**Exercises to complete:**
1: Decide whether each statement below agrees with the Thai beef curry recipe. Answer yes or no for each, and quote the words of the recipe that settle it.
(a) The rice cooks for 10 minutes before the pan comes off the heat.
(b) Rapeseed oil has replaced sunflower oil in some products.
(c) The FSA says allergic reactions to rapeseed oil are common.
2: Update the Thai beef curry recipe starting at "We love good" and ending at "oil are rare.", putting "olive oil" wherever "rapeseed oil" appears.

We love good Thai Beef Curry with Turmeric Rice and this deliciously simple, chef-curated recipe doesn't disappoint. Time to bust out the pots and pans!
Boxes and ingredients are packed in facilities that handles Peanut, Nuts, Sesame, Fish, Crustaceans, Milk, Egg, Mustard, Celery, Soya, Gluten and Sulphites. Due to the war in Ukraine, it has been necessary to substitute sunflower oil with rapeseed oil in some products without a label change. The FSA have advised that allergic reactions to rapeseed oil are rare.
240
British Beef Mince
150
Jasmine Rice
50
Red Thai Style Paste
200
Coconut Milk
80
Green Beans
1
Ground Turmeric
1
Coriander
50
Water for the Curry
300
Water for the Rice
Pour the water for the rice (see ingredients for amount) into a saucepan and bring to the boil. When boiling, add 0.25 tsp of salt and the turmeric powder, stir in the rice, lower the heat to medium and pop a lid on the pan. Leave to cook for 10 mins, then remove the pan from the heat (still covered) and leave to the side for another 10 mins or until ready to serve (the rice will continue to cook in its own steam).

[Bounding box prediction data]
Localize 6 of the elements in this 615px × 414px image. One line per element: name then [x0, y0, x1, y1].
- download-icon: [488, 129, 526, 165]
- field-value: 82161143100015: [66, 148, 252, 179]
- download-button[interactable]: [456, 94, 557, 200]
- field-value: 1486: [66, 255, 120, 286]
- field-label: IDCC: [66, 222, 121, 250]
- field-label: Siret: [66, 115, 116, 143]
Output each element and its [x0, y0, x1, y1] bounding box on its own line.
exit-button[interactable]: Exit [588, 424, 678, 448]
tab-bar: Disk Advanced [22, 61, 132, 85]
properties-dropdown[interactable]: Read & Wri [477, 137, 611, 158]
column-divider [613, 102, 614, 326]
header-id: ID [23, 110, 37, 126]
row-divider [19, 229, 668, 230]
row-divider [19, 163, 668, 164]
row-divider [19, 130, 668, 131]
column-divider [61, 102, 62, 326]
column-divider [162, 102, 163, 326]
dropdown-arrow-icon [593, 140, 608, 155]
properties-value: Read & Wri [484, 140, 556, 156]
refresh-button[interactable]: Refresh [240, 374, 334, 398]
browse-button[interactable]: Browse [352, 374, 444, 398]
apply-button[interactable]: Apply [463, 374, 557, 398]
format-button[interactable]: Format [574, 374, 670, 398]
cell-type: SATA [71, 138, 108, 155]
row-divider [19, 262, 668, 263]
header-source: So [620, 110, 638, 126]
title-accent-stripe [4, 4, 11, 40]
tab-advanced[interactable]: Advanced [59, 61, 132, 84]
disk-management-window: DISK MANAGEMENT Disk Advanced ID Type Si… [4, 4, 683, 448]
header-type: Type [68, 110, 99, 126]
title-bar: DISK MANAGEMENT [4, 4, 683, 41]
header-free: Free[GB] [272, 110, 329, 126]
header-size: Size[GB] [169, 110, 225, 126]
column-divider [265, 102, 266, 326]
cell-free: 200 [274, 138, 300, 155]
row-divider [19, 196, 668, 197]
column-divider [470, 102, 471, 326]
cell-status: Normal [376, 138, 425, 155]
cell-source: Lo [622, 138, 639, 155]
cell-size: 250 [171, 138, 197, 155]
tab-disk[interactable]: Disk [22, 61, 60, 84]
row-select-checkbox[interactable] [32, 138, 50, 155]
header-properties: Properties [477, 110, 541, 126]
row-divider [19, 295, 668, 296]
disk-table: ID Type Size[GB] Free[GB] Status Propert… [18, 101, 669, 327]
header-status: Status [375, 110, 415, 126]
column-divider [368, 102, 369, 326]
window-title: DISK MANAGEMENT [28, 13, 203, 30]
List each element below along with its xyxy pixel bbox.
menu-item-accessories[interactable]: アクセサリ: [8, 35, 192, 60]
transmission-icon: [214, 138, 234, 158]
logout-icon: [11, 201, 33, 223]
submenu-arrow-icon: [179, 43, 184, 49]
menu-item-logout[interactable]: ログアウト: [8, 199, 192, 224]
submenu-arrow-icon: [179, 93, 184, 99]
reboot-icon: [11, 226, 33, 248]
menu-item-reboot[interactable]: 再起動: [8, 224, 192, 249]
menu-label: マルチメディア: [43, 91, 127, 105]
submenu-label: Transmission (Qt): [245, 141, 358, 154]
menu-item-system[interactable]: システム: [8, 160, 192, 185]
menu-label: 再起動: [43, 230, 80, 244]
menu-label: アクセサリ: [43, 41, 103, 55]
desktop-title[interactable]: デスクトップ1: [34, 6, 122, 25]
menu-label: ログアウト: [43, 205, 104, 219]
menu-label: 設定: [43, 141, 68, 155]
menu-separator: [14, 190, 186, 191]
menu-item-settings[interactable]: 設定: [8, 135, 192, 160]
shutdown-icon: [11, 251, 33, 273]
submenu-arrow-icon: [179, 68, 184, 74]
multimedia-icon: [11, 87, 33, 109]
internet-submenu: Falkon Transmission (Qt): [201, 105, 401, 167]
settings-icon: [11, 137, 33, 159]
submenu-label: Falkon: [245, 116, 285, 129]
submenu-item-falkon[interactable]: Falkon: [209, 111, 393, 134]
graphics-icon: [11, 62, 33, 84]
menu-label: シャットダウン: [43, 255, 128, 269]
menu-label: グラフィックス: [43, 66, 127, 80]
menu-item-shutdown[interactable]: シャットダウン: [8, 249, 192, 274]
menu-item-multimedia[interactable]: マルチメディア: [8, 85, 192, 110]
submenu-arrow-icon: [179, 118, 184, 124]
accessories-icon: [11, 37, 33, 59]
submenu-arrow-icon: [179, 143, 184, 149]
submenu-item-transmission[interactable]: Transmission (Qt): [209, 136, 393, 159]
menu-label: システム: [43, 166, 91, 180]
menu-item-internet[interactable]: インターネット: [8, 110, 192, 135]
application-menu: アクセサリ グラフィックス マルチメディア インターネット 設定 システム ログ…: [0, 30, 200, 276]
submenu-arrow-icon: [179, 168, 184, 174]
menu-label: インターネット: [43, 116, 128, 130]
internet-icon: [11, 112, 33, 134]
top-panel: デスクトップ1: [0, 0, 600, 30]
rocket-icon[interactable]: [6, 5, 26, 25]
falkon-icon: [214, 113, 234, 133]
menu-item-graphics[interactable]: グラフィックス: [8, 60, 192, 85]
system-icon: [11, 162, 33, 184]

**Answer section:**
1:
(a) Yes: "Leave to cook for 10 mins, then remove the pan from the heat"
(b) Yes: "it has been necessary to substitute sunflower oil with rapeseed oil in some products"
(c) No: "The FSA have advised that allergic reactions to rapeseed oil are rare."

2:
We love good Thai Beef Curry with Turmeric Rice and this deliciously simple, chef-curated recipe doesn't disappoint. Time to bust out the pots and pans!
Boxes and ingredients are packed in facilities that handles Peanut, Nuts, Sesame, Fish, Crustaceans, Milk, Egg, Mustard, Celery, Soya, Gluten and Sulphites. Due to the war in Ukraine, it has been necessary to substitute sunflower oil with olive oil in some products without a label change. The FSA have advised that allergic reactions to olive oil are rare.